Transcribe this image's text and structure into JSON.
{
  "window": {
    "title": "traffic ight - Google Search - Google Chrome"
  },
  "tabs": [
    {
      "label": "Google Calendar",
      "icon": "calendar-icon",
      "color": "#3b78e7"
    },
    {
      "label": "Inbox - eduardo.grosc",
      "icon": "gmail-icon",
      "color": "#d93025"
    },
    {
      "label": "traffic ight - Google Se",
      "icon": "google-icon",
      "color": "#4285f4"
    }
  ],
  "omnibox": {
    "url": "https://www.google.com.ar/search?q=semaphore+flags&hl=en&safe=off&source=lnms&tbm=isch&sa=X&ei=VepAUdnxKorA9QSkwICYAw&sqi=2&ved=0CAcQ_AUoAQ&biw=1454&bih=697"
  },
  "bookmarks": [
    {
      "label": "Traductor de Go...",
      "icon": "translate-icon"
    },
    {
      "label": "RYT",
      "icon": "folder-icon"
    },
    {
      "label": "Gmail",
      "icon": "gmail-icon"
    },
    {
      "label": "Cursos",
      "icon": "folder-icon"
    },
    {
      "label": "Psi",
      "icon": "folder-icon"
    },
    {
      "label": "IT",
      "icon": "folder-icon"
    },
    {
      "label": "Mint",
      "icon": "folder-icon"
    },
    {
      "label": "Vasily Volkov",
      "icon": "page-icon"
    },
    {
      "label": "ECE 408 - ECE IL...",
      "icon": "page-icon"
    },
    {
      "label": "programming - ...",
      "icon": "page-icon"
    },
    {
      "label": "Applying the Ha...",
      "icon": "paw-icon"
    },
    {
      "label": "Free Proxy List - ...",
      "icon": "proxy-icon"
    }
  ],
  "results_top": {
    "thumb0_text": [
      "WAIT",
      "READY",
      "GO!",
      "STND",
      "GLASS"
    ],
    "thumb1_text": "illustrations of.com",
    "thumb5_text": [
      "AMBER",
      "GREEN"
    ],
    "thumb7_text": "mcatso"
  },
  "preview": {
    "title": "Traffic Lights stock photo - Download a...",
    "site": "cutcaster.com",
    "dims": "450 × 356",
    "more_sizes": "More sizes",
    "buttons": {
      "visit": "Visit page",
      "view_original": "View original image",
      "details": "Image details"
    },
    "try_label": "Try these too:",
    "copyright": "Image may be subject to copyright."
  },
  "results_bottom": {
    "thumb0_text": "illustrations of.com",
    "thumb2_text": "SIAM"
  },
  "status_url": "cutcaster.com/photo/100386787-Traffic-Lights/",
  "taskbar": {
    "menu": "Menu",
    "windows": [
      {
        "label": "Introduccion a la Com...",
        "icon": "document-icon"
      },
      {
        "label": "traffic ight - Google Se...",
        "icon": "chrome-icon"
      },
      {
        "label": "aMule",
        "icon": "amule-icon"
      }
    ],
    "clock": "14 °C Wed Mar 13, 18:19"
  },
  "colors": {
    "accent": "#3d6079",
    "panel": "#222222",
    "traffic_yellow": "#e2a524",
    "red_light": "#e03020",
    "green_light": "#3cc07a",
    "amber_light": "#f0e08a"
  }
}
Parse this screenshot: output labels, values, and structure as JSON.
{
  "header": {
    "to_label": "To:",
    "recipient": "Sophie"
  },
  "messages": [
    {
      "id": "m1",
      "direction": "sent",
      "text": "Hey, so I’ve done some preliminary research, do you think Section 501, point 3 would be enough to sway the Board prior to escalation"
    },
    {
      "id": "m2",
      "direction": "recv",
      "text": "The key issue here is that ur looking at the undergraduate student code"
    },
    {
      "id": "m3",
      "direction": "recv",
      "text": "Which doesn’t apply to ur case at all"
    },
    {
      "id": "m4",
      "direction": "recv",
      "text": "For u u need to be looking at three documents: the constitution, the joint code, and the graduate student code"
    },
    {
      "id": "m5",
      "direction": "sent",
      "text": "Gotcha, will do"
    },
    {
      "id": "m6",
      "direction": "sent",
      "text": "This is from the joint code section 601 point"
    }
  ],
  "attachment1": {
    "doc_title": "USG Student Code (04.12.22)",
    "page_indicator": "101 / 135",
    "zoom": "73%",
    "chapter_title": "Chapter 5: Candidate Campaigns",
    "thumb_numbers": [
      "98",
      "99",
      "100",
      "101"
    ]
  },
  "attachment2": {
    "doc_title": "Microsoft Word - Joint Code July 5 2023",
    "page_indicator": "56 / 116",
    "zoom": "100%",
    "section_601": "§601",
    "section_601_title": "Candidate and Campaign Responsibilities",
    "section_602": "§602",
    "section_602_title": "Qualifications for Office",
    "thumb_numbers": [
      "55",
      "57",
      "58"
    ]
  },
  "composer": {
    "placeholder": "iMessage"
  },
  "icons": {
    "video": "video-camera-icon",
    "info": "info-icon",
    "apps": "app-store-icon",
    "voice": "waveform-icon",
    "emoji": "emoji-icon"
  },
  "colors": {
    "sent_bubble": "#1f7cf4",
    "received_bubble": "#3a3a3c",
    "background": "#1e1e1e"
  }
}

WRITTEN PROBLEM. Extract every line of the records above that contains the word "looking".

THE RESULT.
      "text": "The key issue here is that ur looking at the undergraduate student code"
      "text": "For u u need to be looking at three documents: the constitution, the joint code, and the graduate student code"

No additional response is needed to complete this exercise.